Pick out and copy every line in the items below that contains the word "spinning". Case counts.

◇ ◇ ◇ ◇ ◇ ◇ ◇

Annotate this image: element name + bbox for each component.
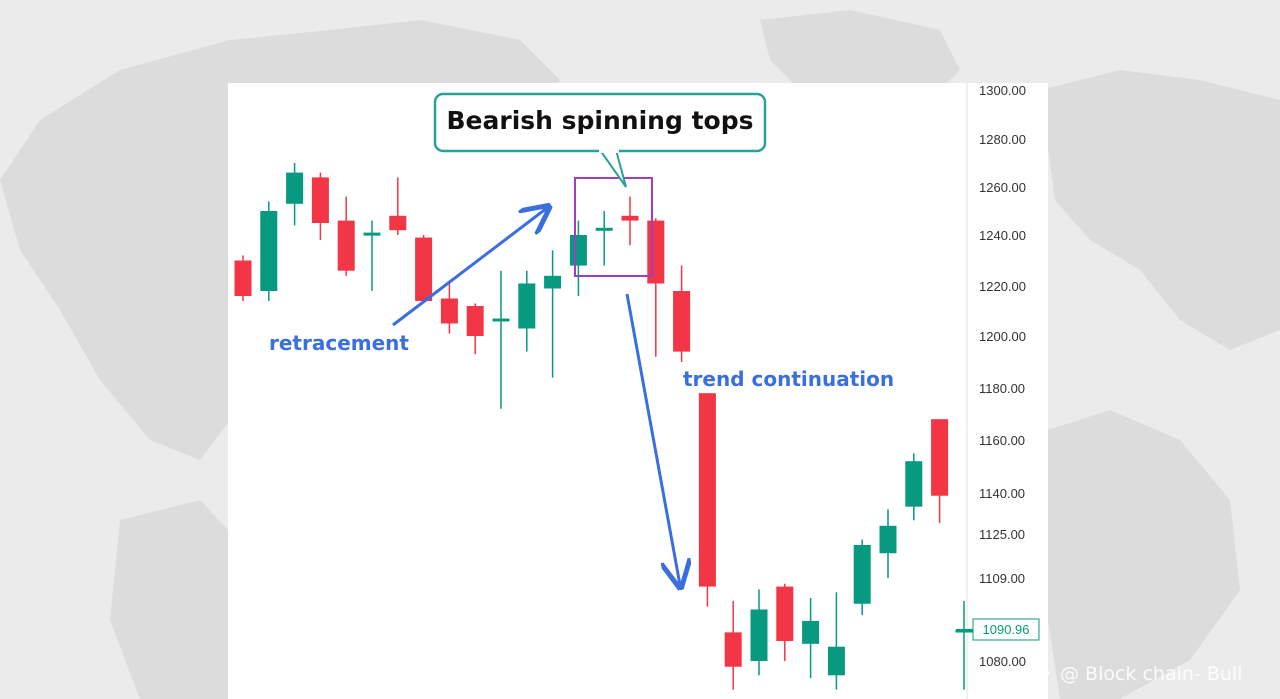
candle-body bbox=[698, 393, 716, 587]
candle-body bbox=[595, 227, 613, 231]
y-tick-label: 1220.00 bbox=[979, 279, 1026, 294]
y-tick-label: 1240.00 bbox=[979, 228, 1026, 243]
candle[interactable] bbox=[466, 303, 484, 355]
candle[interactable] bbox=[389, 177, 407, 235]
candle-body bbox=[673, 291, 691, 352]
candle[interactable] bbox=[363, 220, 381, 291]
candle-body bbox=[750, 609, 768, 661]
candle[interactable] bbox=[234, 255, 252, 301]
candle[interactable] bbox=[311, 172, 329, 241]
current-price-text: 1090.96 bbox=[983, 622, 1030, 637]
price-axis: 1300.00 1280.00 1260.00 1240.00 1220.00 1200.… bbox=[966, 83, 1026, 699]
callout-text: Bearish spinning tops bbox=[447, 106, 754, 135]
callout: Bearish spinning tops bbox=[433, 92, 767, 188]
candle-body bbox=[621, 215, 639, 221]
candle-body bbox=[234, 260, 252, 296]
candle[interactable] bbox=[286, 163, 304, 226]
candle-body bbox=[286, 172, 304, 204]
callout-pointer bbox=[599, 149, 627, 188]
candle-body bbox=[440, 298, 458, 324]
candle[interactable] bbox=[827, 592, 845, 690]
candle[interactable] bbox=[544, 250, 562, 378]
y-tick-label: 1109.00 bbox=[979, 571, 1025, 586]
y-tick-label: 1300.00 bbox=[979, 83, 1026, 98]
candle-body bbox=[724, 632, 742, 667]
candle[interactable] bbox=[647, 218, 665, 357]
candle-body bbox=[776, 586, 794, 641]
y-tick-label: 1180.00 bbox=[979, 381, 1025, 396]
candle[interactable] bbox=[415, 235, 433, 304]
candle[interactable] bbox=[931, 419, 949, 524]
callout-pointer-cover bbox=[599, 147, 619, 153]
candle-body bbox=[492, 318, 510, 322]
candle[interactable] bbox=[518, 270, 536, 352]
retracement-label: retracement bbox=[269, 331, 409, 355]
candle-body bbox=[363, 232, 381, 236]
africa-shape bbox=[1048, 410, 1240, 699]
candle[interactable] bbox=[492, 270, 510, 409]
candle[interactable] bbox=[776, 583, 794, 661]
candle[interactable] bbox=[337, 196, 355, 276]
candle[interactable] bbox=[621, 196, 639, 246]
candle[interactable] bbox=[879, 509, 897, 578]
candles bbox=[234, 163, 973, 690]
candle[interactable] bbox=[440, 280, 458, 334]
candle-body bbox=[827, 646, 845, 676]
candle[interactable] bbox=[724, 600, 742, 690]
candle-body bbox=[337, 220, 355, 271]
candle-body bbox=[905, 461, 923, 507]
y-tick-label: 1140.00 bbox=[979, 486, 1025, 501]
watermark-logo-icon bbox=[1033, 664, 1051, 682]
candle-body bbox=[931, 419, 949, 496]
y-tick-label: 1080.00 bbox=[979, 654, 1026, 669]
y-tick-label: 1200.00 bbox=[979, 329, 1026, 344]
candle[interactable] bbox=[853, 539, 871, 616]
candle-body bbox=[569, 235, 587, 266]
eurasia-shape bbox=[1040, 70, 1280, 350]
candle[interactable] bbox=[750, 589, 768, 676]
candle-body bbox=[955, 629, 973, 633]
trend-continuation-label: trend continuation bbox=[683, 367, 894, 391]
candle[interactable] bbox=[595, 211, 613, 266]
trend-continuation-arrow bbox=[625, 293, 680, 585]
current-price-badge: 1090.96 bbox=[956, 618, 1040, 641]
y-tick-label: 1280.00 bbox=[979, 132, 1026, 147]
chart-panel: 1300.00 1280.00 1260.00 1240.00 1220.00 1200.… bbox=[228, 83, 1048, 699]
y-tick-label: 1160.00 bbox=[979, 433, 1025, 448]
candle-body bbox=[879, 525, 897, 554]
watermark-text: @ Block chain- Bull bbox=[1060, 663, 1242, 685]
candlestick-chart[interactable]: 1300.00 1280.00 1260.00 1240.00 1220.00 1200.… bbox=[228, 83, 1048, 699]
candle[interactable] bbox=[569, 220, 587, 296]
candle[interactable] bbox=[673, 265, 691, 362]
candle[interactable] bbox=[260, 201, 278, 301]
candle[interactable] bbox=[905, 453, 923, 521]
current-price-box bbox=[972, 618, 1040, 641]
candle[interactable] bbox=[802, 598, 820, 679]
candle-body bbox=[311, 177, 329, 223]
candle-body bbox=[544, 275, 562, 289]
south-america-shape bbox=[110, 500, 228, 699]
y-tick-label: 1260.00 bbox=[979, 180, 1026, 195]
candle-body bbox=[853, 545, 871, 604]
candle[interactable] bbox=[698, 393, 716, 607]
candle-body bbox=[802, 620, 820, 644]
y-tick-label: 1125.00 bbox=[979, 527, 1025, 542]
candle-body bbox=[466, 306, 484, 336]
retracement-arrow bbox=[392, 208, 547, 327]
watermark: @ Block chain- Bull bbox=[1030, 660, 1280, 690]
candle-body bbox=[518, 283, 536, 329]
candle-body bbox=[260, 211, 278, 291]
candle[interactable] bbox=[955, 600, 973, 690]
candle-body bbox=[415, 237, 433, 301]
candle-body bbox=[647, 220, 665, 284]
candle-body bbox=[389, 215, 407, 231]
spinning-tops-highlight-box bbox=[574, 177, 653, 277]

◇ ◇ ◇ ◇ ◇ ◇ ◇

• Reply to the task:
callout-text: Bearish spinning tops bbox=[447, 106, 754, 135]
callout: Bearish spinning tops bbox=[433, 92, 767, 188]
spinning-tops-highlight-box bbox=[574, 177, 653, 277]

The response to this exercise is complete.